(Dataset rows)
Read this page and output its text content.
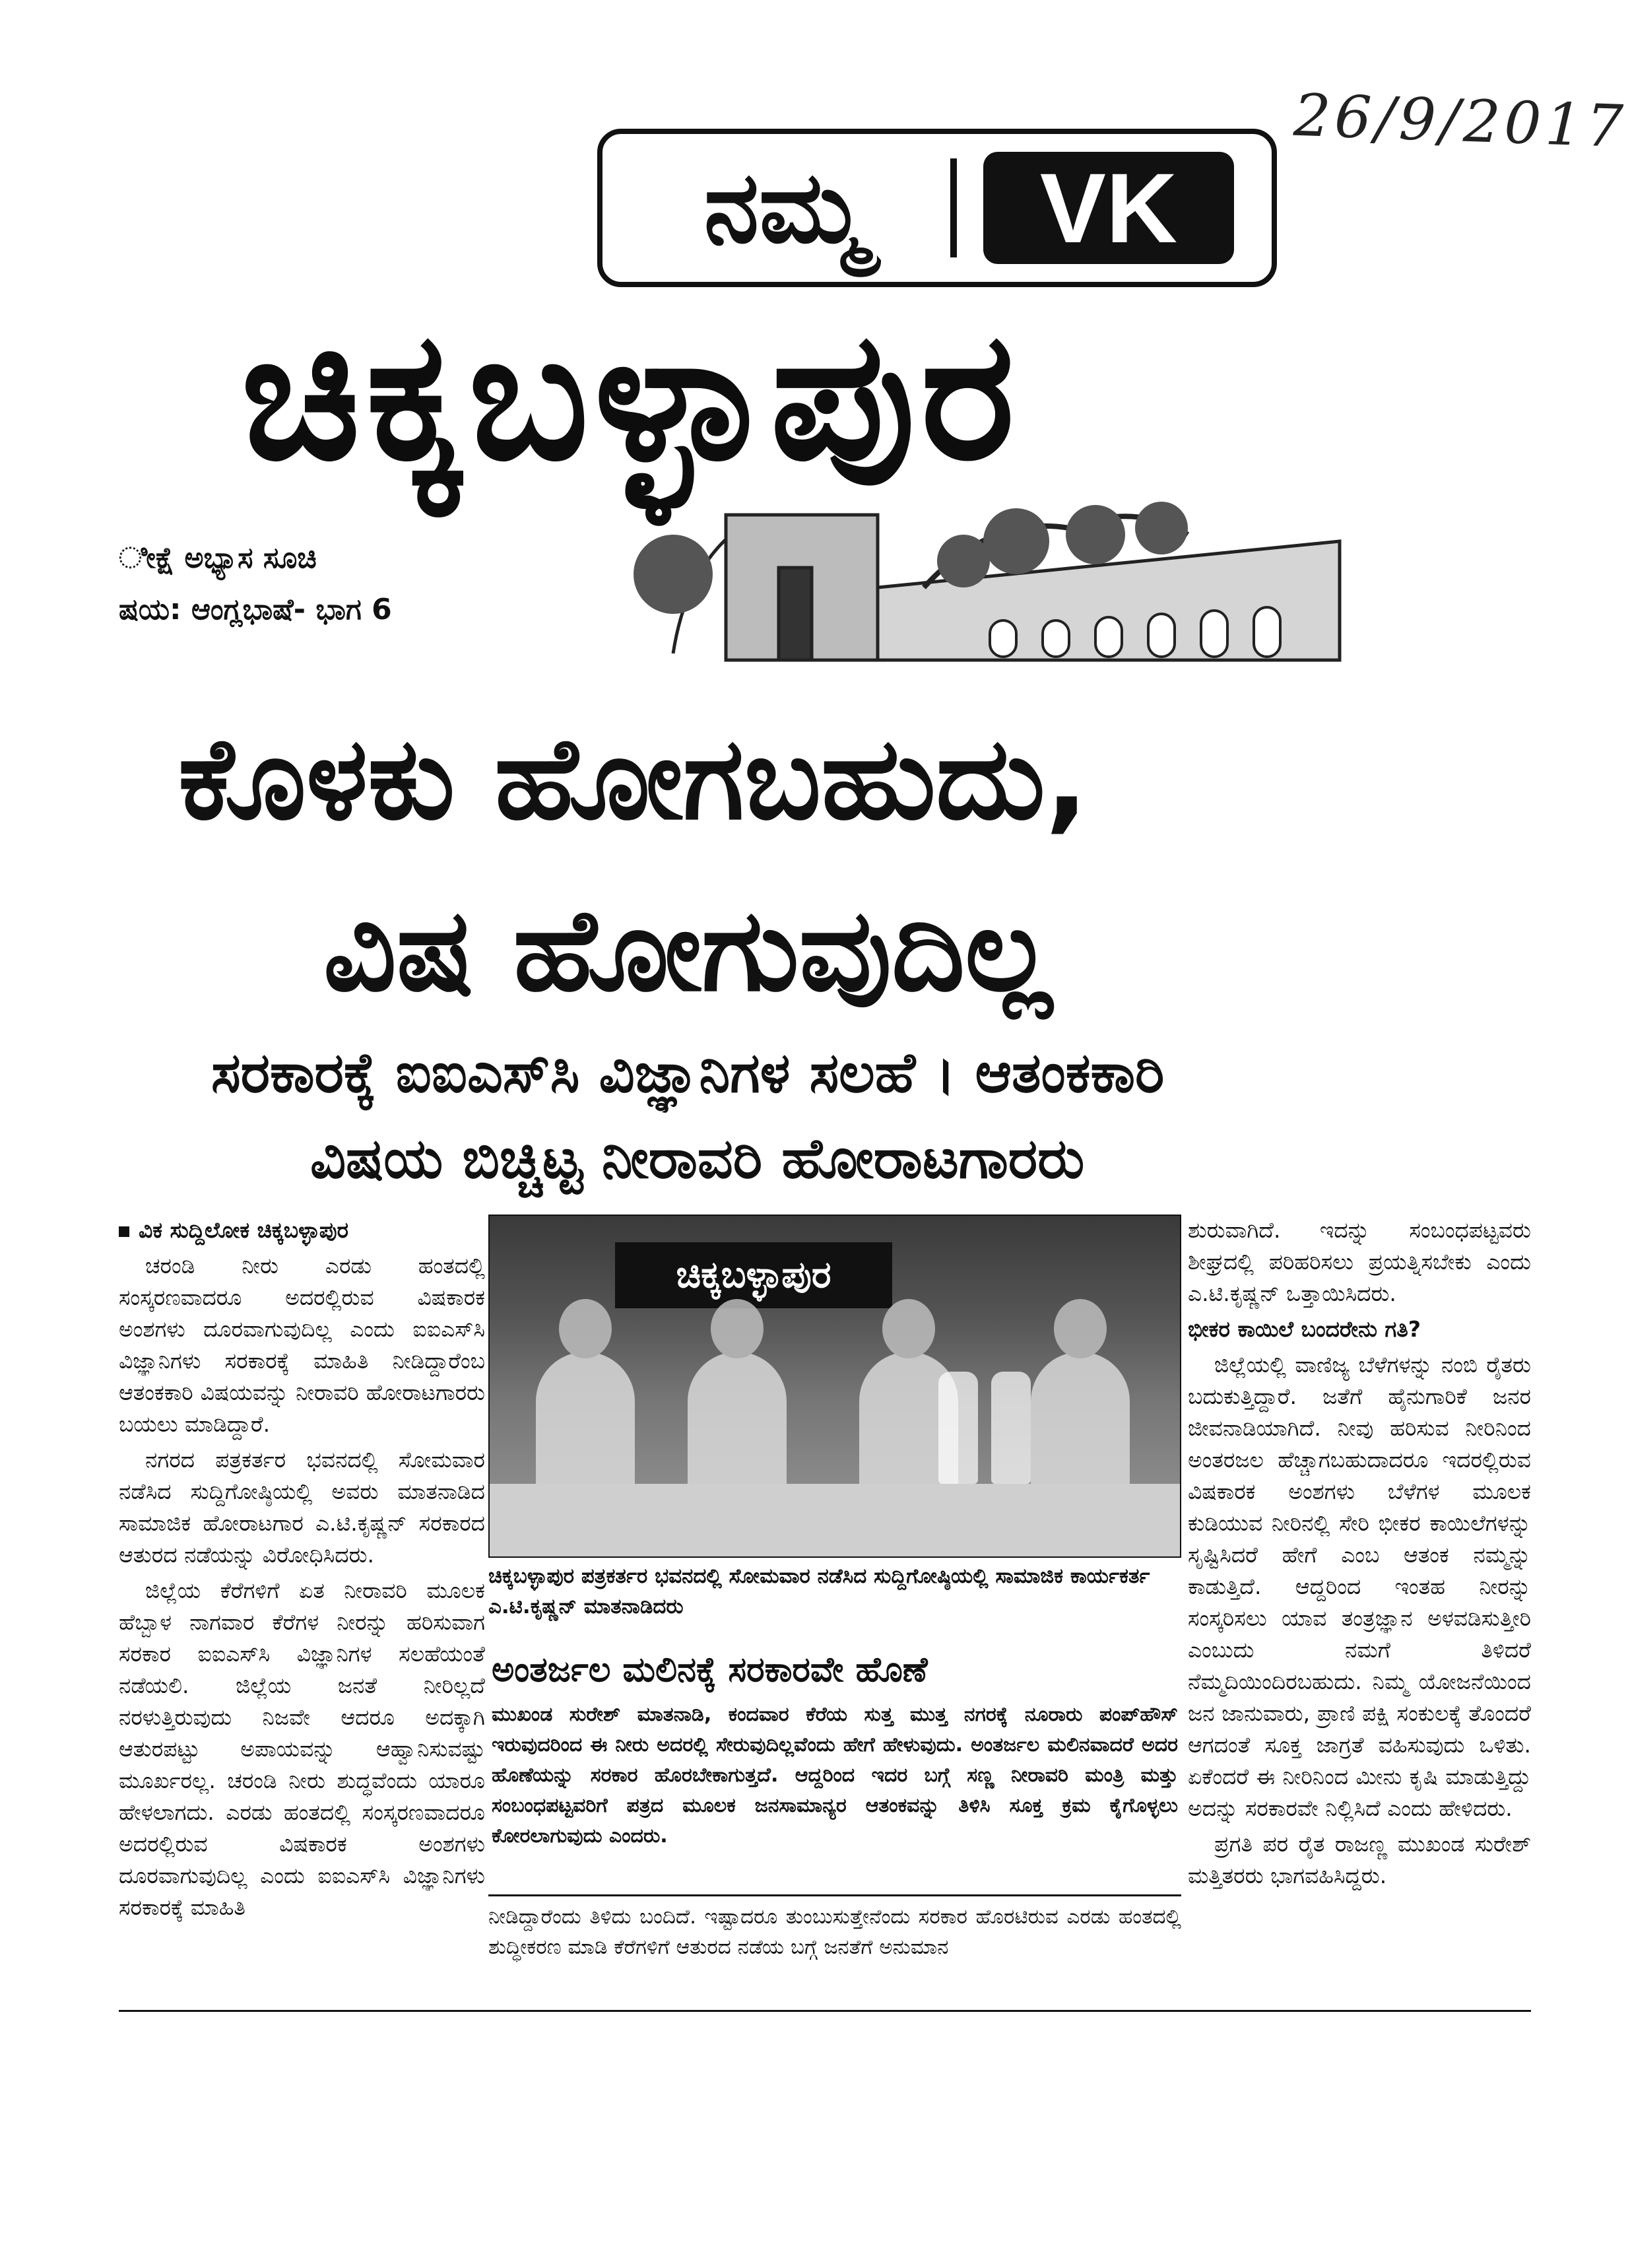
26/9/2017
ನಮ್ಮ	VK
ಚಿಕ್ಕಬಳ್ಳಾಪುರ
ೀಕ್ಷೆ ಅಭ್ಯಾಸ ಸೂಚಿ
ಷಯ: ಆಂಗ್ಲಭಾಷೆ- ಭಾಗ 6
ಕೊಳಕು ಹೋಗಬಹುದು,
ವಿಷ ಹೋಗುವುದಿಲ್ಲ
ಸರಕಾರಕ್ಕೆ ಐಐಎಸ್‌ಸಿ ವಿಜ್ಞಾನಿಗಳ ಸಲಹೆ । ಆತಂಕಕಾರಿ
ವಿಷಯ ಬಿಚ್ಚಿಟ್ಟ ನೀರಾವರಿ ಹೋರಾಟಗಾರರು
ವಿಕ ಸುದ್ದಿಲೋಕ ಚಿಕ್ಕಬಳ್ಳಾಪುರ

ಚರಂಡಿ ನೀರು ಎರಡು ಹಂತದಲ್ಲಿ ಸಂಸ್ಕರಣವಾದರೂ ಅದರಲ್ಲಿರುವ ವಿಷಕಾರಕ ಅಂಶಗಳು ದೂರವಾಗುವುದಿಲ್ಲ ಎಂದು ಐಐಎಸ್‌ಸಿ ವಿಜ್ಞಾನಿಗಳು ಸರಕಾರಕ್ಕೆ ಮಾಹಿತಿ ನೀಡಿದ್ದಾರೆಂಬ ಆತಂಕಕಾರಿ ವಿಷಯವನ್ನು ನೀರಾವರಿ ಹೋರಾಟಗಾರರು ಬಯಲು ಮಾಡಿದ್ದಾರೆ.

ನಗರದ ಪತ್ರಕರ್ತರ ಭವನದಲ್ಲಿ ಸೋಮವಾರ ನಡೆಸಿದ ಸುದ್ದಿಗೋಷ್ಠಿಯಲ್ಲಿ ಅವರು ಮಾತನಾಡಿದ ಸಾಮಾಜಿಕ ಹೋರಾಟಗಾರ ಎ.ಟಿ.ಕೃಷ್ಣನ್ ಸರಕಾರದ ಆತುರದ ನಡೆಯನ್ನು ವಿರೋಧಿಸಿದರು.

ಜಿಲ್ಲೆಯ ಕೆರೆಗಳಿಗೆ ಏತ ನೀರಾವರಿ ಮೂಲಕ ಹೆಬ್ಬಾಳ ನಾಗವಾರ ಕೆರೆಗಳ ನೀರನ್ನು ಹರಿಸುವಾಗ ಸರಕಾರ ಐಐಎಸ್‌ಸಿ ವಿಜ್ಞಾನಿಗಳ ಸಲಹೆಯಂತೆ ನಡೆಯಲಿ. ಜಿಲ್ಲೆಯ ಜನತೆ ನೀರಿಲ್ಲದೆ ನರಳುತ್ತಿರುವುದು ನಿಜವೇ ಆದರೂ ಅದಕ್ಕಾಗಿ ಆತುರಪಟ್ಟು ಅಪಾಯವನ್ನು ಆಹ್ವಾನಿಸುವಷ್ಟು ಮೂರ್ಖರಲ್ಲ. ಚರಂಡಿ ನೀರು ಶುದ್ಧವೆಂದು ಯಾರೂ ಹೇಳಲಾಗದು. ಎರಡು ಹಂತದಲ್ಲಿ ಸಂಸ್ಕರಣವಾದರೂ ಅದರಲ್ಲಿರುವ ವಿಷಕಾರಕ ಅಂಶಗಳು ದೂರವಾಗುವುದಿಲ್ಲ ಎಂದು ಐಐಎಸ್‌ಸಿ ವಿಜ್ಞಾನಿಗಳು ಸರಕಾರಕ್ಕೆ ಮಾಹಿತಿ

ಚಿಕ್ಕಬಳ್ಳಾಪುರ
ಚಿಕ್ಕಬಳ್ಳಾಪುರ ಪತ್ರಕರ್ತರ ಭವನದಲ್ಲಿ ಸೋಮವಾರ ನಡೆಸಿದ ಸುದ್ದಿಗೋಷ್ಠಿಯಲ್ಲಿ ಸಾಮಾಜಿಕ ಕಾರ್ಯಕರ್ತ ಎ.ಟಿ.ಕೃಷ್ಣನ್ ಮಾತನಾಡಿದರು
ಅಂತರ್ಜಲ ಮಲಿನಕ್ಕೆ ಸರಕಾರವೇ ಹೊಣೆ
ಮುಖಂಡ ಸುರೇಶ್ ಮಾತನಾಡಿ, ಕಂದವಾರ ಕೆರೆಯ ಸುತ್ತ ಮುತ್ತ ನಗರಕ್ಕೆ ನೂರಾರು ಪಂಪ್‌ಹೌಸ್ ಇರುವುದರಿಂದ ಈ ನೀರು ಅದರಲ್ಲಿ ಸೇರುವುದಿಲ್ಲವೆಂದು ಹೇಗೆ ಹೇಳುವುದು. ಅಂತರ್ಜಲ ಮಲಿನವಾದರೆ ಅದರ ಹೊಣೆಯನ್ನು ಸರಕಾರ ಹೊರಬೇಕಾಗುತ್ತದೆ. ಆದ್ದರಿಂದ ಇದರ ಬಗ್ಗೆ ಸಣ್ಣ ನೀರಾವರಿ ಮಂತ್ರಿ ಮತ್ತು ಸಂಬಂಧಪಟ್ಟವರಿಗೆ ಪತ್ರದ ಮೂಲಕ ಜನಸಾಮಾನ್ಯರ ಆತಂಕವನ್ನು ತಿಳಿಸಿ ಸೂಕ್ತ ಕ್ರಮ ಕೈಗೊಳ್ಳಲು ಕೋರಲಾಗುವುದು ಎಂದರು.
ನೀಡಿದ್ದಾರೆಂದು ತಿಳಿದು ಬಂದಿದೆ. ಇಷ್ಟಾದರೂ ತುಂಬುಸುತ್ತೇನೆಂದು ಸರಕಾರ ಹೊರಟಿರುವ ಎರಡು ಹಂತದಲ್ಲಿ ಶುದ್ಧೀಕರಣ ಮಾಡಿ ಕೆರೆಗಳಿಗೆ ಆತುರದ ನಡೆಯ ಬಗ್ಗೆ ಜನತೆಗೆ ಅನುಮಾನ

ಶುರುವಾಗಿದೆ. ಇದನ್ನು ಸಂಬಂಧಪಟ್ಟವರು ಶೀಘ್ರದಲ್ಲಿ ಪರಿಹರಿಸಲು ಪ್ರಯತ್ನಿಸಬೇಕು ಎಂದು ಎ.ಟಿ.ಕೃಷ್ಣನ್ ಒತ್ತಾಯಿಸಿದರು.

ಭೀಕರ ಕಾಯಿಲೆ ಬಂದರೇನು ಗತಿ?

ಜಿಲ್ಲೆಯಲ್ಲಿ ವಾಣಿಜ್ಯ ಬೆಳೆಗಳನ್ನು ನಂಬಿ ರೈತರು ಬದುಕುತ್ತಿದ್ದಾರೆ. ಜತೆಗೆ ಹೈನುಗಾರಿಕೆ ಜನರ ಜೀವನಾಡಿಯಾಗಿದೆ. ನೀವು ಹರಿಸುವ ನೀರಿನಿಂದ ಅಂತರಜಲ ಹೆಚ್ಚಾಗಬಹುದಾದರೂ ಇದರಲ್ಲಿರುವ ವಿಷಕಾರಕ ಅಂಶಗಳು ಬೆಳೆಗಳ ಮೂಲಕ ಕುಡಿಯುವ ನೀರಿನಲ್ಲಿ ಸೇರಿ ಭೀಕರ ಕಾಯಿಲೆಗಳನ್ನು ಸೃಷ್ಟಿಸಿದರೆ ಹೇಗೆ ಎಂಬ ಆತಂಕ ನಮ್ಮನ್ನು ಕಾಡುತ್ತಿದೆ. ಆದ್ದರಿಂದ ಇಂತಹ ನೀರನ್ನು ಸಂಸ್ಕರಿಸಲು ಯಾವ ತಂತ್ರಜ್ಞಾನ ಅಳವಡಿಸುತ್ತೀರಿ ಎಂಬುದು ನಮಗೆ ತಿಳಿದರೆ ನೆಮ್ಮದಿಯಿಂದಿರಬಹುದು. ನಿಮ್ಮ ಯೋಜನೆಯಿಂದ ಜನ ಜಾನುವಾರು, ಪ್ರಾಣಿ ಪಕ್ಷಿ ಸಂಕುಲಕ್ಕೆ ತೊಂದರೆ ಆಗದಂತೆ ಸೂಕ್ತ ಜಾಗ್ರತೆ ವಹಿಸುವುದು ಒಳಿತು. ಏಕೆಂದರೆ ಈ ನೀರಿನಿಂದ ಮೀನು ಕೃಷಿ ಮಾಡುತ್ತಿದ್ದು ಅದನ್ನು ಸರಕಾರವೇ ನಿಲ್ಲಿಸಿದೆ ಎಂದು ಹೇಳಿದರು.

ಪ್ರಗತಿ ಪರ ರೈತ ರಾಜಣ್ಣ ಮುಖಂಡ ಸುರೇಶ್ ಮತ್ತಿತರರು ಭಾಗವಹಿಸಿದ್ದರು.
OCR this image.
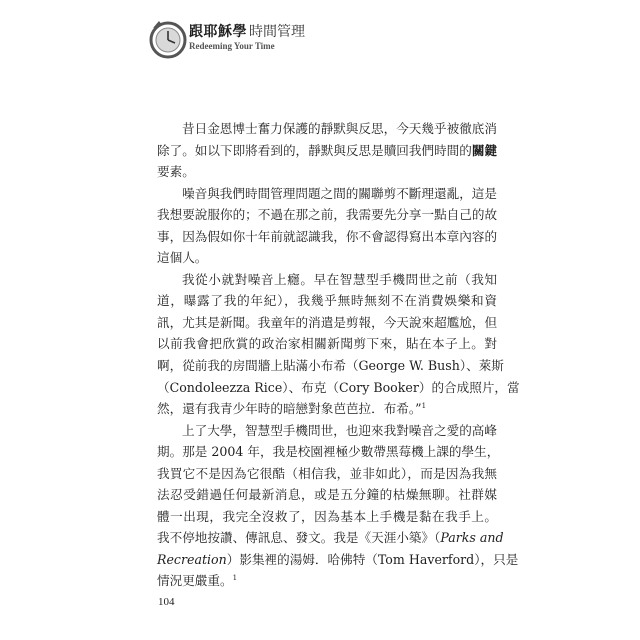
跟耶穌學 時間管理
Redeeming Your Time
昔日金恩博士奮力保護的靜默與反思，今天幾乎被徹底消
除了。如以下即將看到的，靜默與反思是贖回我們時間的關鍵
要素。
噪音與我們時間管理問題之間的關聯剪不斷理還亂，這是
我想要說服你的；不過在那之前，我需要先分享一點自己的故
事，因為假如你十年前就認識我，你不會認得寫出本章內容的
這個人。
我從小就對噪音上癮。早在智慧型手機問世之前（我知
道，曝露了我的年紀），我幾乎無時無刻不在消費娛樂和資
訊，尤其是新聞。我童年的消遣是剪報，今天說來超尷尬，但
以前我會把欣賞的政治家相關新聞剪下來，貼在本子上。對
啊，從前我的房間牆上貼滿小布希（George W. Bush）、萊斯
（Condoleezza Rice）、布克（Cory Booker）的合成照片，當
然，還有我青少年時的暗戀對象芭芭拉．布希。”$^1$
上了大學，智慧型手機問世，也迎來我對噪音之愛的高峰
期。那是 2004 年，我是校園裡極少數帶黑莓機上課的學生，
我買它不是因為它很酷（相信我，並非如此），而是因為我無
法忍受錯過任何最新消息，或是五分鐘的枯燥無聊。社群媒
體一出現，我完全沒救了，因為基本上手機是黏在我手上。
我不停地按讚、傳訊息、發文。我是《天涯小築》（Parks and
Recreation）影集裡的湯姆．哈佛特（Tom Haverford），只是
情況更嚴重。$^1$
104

(Task instructions) Up to and including the last line of the listing, starting at the line with "OCR this image.", extract every line exactly and leave out the pictures.

(Output of the task)
OCR this image.
跟耶穌學 時間管理
Redeeming Your Time
昔日金恩博士奮力保護的靜默與反思，今天幾乎被徹底消
除了。如以下即將看到的，靜默與反思是贖回我們時間的關鍵
要素。
噪音與我們時間管理問題之間的關聯剪不斷理還亂，這是
我想要說服你的；不過在那之前，我需要先分享一點自己的故
事，因為假如你十年前就認識我，你不會認得寫出本章內容的
這個人。
我從小就對噪音上癮。早在智慧型手機問世之前（我知
道，曝露了我的年紀），我幾乎無時無刻不在消費娛樂和資
訊，尤其是新聞。我童年的消遣是剪報，今天說來超尷尬，但
以前我會把欣賞的政治家相關新聞剪下來，貼在本子上。對
啊，從前我的房間牆上貼滿小布希（George W. Bush）、萊斯
（Condoleezza Rice）、布克（Cory Booker）的合成照片，當
然，還有我青少年時的暗戀對象芭芭拉．布希。”$^1$
上了大學，智慧型手機問世，也迎來我對噪音之愛的高峰
期。那是 2004 年，我是校園裡極少數帶黑莓機上課的學生，
我買它不是因為它很酷（相信我，並非如此），而是因為我無
法忍受錯過任何最新消息，或是五分鐘的枯燥無聊。社群媒
體一出現，我完全沒救了，因為基本上手機是黏在我手上。
我不停地按讚、傳訊息、發文。我是《天涯小築》（Parks and
Recreation）影集裡的湯姆．哈佛特（Tom Haverford），只是
情況更嚴重。$^1$
104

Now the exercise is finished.